Set task
Copy every line in which the string "таблицу" occurs.

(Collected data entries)
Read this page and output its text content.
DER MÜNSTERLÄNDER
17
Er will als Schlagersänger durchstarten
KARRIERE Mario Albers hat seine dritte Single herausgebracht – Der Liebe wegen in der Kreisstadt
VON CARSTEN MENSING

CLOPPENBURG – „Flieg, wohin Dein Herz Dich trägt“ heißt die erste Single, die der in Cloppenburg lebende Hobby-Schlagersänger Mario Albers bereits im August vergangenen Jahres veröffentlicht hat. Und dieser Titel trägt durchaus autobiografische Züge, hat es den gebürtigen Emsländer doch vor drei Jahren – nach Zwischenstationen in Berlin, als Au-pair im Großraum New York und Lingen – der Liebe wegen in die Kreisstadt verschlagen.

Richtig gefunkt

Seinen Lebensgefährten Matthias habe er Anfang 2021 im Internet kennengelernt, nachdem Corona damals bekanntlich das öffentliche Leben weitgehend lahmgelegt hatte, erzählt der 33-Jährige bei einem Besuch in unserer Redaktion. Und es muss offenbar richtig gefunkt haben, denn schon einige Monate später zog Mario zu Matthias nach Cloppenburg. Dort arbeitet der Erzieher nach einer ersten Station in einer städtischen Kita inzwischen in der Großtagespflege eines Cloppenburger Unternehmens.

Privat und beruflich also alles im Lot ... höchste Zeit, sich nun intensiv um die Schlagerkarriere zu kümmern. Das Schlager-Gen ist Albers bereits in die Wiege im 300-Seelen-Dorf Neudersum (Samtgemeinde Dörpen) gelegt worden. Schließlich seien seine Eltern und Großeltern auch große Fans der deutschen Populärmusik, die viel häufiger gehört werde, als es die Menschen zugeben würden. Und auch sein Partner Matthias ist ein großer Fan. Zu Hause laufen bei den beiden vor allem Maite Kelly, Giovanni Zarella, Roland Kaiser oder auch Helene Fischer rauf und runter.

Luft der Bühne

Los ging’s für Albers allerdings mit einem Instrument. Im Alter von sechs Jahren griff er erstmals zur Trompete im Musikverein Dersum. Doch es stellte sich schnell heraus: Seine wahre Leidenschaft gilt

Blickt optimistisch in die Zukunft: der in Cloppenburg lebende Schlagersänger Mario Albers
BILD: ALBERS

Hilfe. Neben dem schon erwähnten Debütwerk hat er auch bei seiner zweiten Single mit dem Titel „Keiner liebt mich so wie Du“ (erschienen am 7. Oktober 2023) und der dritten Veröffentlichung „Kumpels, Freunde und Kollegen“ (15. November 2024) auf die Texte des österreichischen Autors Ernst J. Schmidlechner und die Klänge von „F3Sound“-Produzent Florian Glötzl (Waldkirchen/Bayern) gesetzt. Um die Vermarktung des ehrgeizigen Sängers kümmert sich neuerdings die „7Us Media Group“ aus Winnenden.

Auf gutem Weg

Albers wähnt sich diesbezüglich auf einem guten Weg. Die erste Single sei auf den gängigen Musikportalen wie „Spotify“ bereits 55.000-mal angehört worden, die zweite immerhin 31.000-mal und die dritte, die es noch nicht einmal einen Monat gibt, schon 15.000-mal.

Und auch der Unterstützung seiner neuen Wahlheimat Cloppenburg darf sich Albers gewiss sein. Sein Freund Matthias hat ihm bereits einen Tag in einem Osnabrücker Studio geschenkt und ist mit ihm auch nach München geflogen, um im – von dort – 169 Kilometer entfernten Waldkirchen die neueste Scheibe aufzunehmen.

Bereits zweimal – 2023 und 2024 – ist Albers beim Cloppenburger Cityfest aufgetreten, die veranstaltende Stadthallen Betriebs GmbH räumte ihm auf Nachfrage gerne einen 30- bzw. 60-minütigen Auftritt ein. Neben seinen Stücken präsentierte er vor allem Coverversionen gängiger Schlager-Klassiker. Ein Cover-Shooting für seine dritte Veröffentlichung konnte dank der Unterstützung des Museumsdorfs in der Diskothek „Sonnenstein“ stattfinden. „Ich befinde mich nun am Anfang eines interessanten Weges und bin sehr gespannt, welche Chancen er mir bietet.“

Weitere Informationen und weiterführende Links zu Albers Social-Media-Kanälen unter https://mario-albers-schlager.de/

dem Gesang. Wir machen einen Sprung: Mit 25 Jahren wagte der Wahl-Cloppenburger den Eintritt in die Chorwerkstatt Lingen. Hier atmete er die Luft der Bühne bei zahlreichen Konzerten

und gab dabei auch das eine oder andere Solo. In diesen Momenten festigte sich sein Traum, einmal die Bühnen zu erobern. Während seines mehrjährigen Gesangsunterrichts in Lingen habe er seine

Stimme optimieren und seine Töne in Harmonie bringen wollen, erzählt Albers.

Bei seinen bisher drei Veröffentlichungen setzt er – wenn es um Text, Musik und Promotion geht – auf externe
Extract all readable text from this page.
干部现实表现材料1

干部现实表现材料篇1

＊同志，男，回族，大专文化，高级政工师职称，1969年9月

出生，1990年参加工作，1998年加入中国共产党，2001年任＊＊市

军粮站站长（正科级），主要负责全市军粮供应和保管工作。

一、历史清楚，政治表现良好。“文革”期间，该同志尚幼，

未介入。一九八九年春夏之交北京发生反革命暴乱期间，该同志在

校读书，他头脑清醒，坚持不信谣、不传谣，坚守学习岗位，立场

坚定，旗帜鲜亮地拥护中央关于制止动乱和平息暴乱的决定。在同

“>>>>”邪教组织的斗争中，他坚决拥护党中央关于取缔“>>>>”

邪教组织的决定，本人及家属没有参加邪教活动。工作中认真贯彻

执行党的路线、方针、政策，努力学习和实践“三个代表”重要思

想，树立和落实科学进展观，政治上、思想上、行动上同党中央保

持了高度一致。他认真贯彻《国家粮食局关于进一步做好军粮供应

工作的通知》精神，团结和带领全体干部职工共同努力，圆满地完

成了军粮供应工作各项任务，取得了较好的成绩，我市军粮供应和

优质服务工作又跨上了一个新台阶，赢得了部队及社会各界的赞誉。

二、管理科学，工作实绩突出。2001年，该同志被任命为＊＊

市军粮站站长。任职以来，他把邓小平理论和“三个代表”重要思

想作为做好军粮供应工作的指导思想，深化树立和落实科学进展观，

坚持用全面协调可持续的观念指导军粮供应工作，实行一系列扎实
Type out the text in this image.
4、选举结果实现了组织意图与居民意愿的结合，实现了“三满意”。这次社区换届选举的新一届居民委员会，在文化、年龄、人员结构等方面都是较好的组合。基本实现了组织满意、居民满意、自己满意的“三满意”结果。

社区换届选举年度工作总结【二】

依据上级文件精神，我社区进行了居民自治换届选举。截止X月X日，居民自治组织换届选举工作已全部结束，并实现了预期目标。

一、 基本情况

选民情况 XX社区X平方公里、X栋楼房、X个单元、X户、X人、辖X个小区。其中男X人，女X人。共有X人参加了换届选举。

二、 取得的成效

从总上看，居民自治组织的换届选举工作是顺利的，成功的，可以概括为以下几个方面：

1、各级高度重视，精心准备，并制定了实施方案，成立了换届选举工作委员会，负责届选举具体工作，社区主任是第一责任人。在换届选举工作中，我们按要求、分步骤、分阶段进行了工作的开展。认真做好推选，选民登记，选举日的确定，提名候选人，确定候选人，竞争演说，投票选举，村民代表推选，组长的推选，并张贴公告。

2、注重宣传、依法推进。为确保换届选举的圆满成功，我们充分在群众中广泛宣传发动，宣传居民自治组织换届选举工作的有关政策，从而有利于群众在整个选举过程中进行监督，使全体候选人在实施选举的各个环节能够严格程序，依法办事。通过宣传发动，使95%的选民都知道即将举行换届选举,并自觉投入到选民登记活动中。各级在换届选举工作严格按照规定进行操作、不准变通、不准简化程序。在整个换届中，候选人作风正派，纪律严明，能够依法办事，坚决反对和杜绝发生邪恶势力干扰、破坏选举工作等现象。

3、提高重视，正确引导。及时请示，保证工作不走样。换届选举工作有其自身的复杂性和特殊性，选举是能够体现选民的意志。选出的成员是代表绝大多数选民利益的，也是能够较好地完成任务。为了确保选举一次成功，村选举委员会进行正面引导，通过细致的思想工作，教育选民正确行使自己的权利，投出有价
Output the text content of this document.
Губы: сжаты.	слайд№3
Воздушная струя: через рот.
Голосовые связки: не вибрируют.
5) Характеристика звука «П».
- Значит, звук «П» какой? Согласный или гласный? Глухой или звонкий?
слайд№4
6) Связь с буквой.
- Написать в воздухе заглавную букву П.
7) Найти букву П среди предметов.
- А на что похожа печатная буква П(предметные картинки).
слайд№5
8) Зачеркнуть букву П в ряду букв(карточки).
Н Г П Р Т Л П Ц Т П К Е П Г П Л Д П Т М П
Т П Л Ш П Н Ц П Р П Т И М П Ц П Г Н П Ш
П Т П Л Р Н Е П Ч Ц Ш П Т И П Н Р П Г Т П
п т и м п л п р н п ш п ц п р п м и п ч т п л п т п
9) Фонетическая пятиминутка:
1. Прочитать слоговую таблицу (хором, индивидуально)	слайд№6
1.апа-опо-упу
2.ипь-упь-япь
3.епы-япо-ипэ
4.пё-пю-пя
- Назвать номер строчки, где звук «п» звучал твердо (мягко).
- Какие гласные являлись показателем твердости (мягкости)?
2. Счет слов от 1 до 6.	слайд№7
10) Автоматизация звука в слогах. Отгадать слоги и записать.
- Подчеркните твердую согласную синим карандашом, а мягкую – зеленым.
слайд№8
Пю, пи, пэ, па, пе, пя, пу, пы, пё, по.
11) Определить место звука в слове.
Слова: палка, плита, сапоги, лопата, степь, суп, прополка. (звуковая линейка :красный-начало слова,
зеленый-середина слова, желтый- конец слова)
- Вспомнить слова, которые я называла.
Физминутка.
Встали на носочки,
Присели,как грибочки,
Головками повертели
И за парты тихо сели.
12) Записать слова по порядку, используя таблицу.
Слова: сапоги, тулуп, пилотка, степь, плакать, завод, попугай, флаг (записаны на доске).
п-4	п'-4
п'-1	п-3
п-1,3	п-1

Completed exercise
1. Прочитать слоговую таблицу (хором, индивидуально)	слайд№6
12) Записать слова по порядку, используя таблицу.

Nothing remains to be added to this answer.